(Collected data entries)

--- start ---

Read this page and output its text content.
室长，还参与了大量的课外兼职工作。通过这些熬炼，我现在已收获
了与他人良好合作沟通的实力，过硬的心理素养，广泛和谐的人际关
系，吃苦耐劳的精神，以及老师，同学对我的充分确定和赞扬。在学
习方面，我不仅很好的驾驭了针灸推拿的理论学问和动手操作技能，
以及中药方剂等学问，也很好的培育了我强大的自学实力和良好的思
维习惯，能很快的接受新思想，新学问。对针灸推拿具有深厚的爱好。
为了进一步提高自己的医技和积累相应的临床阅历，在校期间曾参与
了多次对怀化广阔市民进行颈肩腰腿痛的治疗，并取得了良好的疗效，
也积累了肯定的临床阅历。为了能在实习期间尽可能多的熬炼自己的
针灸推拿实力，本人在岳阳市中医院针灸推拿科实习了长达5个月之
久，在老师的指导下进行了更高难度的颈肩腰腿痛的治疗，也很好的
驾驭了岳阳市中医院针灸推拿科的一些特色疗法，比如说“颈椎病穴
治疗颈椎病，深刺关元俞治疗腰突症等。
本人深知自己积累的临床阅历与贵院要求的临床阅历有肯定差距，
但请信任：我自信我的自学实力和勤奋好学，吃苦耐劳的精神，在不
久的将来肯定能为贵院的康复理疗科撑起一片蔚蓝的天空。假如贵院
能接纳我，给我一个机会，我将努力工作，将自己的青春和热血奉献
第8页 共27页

--- end ---

▶ _Task brief_:
Above are some records; repeat all of them exactly.

▶ _In response_:
Read this page and output its text content.
室长，还参与了大量的课外兼职工作。通过这些熬炼，我现在已收获
了与他人良好合作沟通的实力，过硬的心理素养，广泛和谐的人际关
系，吃苦耐劳的精神，以及老师，同学对我的充分确定和赞扬。在学
习方面，我不仅很好的驾驭了针灸推拿的理论学问和动手操作技能，
以及中药方剂等学问，也很好的培育了我强大的自学实力和良好的思
维习惯，能很快的接受新思想，新学问。对针灸推拿具有深厚的爱好。
为了进一步提高自己的医技和积累相应的临床阅历，在校期间曾参与
了多次对怀化广阔市民进行颈肩腰腿痛的治疗，并取得了良好的疗效，
也积累了肯定的临床阅历。为了能在实习期间尽可能多的熬炼自己的
针灸推拿实力，本人在岳阳市中医院针灸推拿科实习了长达5个月之
久，在老师的指导下进行了更高难度的颈肩腰腿痛的治疗，也很好的
驾驭了岳阳市中医院针灸推拿科的一些特色疗法，比如说“颈椎病穴
治疗颈椎病，深刺关元俞治疗腰突症等。
本人深知自己积累的临床阅历与贵院要求的临床阅历有肯定差距，
但请信任：我自信我的自学实力和勤奋好学，吃苦耐劳的精神，在不
久的将来肯定能为贵院的康复理疗科撑起一片蔚蓝的天空。假如贵院
能接纳我，给我一个机会，我将努力工作，将自己的青春和热血奉献
第8页 共27页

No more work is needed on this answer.